# Problem description
Show each line that has the string "color" in it.

-------------------------

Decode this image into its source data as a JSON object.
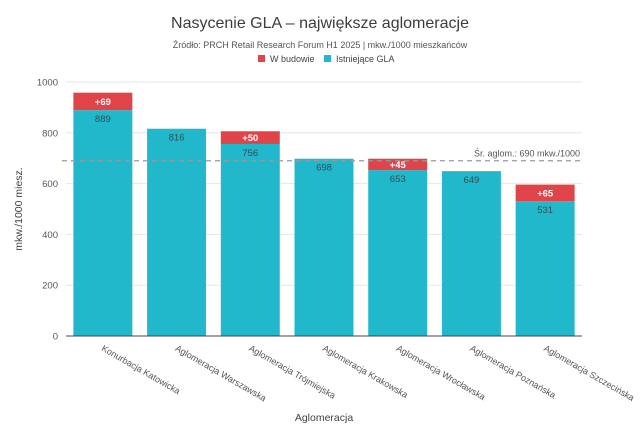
{
  "chart_data": {
    "type": "bar",
    "stacked": true,
    "title": "Nasycenie GLA – największe aglomeracje",
    "subtitle": "Źródło: PRCH Retail Research Forum H1 2025 | mkw./1000 mieszkańców",
    "xlabel": "Aglomeracja",
    "ylabel": "mkw./1000 miesz.",
    "ylim": [
      0,
      1000
    ],
    "yticks": [
      0,
      200,
      400,
      600,
      800,
      1000
    ],
    "grid": true,
    "legend_position": "top-center",
    "categories": [
      "Konurbacja Katowicka",
      "Aglomeracja Warszawska",
      "Aglomeracja Trójmiejska",
      "Aglomeracja Krakowska",
      "Aglomeracja Wrocławska",
      "Aglomeracja Poznańska",
      "Aglomeracja Szczecińska"
    ],
    "series": [
      {
        "name": "Istniejące GLA",
        "color": "#21b8cc",
        "values": [
          889,
          816,
          756,
          698,
          653,
          649,
          531
        ],
        "labels": [
          "889",
          "816",
          "756",
          "698",
          "653",
          "649",
          "531"
        ]
      },
      {
        "name": "W budowie",
        "color": "#e04448",
        "values": [
          69,
          0,
          50,
          0,
          45,
          0,
          65
        ],
        "labels": [
          "+69",
          "",
          "+50",
          "",
          "+45",
          "",
          "+65"
        ]
      }
    ],
    "reference_line": {
      "value": 690,
      "label": "Śr. aglom.: 690 mkw./1000",
      "color": "#999999"
    }
  }
}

-------------------------

# Result of this task
        "color": "#21b8cc",
        "color": "#e04448",
      "color": "#999999"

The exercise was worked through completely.